### Directions for this task:
The entries below are to be written out again without alteration.

________________________

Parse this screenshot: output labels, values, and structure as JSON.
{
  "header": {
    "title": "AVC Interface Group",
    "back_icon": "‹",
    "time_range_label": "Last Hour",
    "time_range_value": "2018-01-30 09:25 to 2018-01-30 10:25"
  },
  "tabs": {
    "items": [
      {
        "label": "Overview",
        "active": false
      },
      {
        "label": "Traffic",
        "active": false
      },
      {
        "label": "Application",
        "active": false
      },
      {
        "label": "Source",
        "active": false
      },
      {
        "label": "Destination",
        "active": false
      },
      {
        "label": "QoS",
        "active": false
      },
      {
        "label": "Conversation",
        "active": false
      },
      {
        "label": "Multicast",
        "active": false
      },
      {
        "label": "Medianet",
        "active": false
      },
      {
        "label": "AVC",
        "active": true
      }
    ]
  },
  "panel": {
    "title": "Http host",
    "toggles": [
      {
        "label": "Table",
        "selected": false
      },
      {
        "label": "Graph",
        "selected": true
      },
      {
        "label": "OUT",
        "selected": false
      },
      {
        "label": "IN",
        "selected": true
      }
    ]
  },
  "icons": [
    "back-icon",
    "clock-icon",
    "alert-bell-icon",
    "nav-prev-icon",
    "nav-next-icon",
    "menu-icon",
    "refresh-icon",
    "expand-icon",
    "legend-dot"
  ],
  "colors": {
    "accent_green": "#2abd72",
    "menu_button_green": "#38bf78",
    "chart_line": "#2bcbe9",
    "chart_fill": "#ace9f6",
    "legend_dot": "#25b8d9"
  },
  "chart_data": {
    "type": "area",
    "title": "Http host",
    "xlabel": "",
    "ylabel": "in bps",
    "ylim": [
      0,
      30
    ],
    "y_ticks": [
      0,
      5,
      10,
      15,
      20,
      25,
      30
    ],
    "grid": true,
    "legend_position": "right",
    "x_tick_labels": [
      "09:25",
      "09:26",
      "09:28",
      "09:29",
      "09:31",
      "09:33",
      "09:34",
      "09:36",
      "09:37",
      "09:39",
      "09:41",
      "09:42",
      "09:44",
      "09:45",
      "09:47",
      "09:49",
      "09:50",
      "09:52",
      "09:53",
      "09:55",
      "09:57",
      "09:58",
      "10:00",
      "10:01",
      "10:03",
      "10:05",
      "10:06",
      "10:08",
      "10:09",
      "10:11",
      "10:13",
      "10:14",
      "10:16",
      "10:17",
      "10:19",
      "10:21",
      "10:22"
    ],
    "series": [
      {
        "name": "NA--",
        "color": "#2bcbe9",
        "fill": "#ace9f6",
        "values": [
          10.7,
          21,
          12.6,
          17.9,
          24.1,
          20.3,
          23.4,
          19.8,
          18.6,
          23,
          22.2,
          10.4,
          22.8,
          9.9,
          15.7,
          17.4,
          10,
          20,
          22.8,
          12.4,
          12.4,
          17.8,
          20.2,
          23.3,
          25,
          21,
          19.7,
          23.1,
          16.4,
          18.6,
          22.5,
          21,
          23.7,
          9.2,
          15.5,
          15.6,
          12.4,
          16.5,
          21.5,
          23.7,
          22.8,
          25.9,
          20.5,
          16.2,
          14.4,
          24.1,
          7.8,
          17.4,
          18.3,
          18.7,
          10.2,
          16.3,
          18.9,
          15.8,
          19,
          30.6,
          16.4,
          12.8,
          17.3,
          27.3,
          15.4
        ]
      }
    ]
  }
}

________________________

### Final result:
Parse this screenshot: output labels, values, and structure as JSON.
{
  "header": {
    "title": "AVC Interface Group",
    "back_icon": "‹",
    "time_range_label": "Last Hour",
    "time_range_value": "2018-01-30 09:25 to 2018-01-30 10:25"
  },
  "tabs": {
    "items": [
      {
        "label": "Overview",
        "active": false
      },
      {
        "label": "Traffic",
        "active": false
      },
      {
        "label": "Application",
        "active": false
      },
      {
        "label": "Source",
        "active": false
      },
      {
        "label": "Destination",
        "active": false
      },
      {
        "label": "QoS",
        "active": false
      },
      {
        "label": "Conversation",
        "active": false
      },
      {
        "label": "Multicast",
        "active": false
      },
      {
        "label": "Medianet",
        "active": false
      },
      {
        "label": "AVC",
        "active": true
      }
    ]
  },
  "panel": {
    "title": "Http host",
    "toggles": [
      {
        "label": "Table",
        "selected": false
      },
      {
        "label": "Graph",
        "selected": true
      },
      {
        "label": "OUT",
        "selected": false
      },
      {
        "label": "IN",
        "selected": true
      }
    ]
  },
  "icons": [
    "back-icon",
    "clock-icon",
    "alert-bell-icon",
    "nav-prev-icon",
    "nav-next-icon",
    "menu-icon",
    "refresh-icon",
    "expand-icon",
    "legend-dot"
  ],
  "colors": {
    "accent_green": "#2abd72",
    "menu_button_green": "#38bf78",
    "chart_line": "#2bcbe9",
    "chart_fill": "#ace9f6",
    "legend_dot": "#25b8d9"
  },
  "chart_data": {
    "type": "area",
    "title": "Http host",
    "xlabel": "",
    "ylabel": "in bps",
    "ylim": [
      0,
      30
    ],
    "y_ticks": [
      0,
      5,
      10,
      15,
      20,
      25,
      30
    ],
    "grid": true,
    "legend_position": "right",
    "x_tick_labels": [
      "09:25",
      "09:26",
      "09:28",
      "09:29",
      "09:31",
      "09:33",
      "09:34",
      "09:36",
      "09:37",
      "09:39",
      "09:41",
      "09:42",
      "09:44",
      "09:45",
      "09:47",
      "09:49",
      "09:50",
      "09:52",
      "09:53",
      "09:55",
      "09:57",
      "09:58",
      "10:00",
      "10:01",
      "10:03",
      "10:05",
      "10:06",
      "10:08",
      "10:09",
      "10:11",
      "10:13",
      "10:14",
      "10:16",
      "10:17",
      "10:19",
      "10:21",
      "10:22"
    ],
    "series": [
      {
        "name": "NA--",
        "color": "#2bcbe9",
        "fill": "#ace9f6",
        "values": [
          10.7,
          21,
          12.6,
          17.9,
          24.1,
          20.3,
          23.4,
          19.8,
          18.6,
          23,
          22.2,
          10.4,
          22.8,
          9.9,
          15.7,
          17.4,
          10,
          20,
          22.8,
          12.4,
          12.4,
          17.8,
          20.2,
          23.3,
          25,
          21,
          19.7,
          23.1,
          16.4,
          18.6,
          22.5,
          21,
          23.7,
          9.2,
          15.5,
          15.6,
          12.4,
          16.5,
          21.5,
          23.7,
          22.8,
          25.9,
          20.5,
          16.2,
          14.4,
          24.1,
          7.8,
          17.4,
          18.3,
          18.7,
          10.2,
          16.3,
          18.9,
          15.8,
          19,
          30.6,
          16.4,
          12.8,
          17.3,
          27.3,
          15.4
        ]
      }
    ]
  }
}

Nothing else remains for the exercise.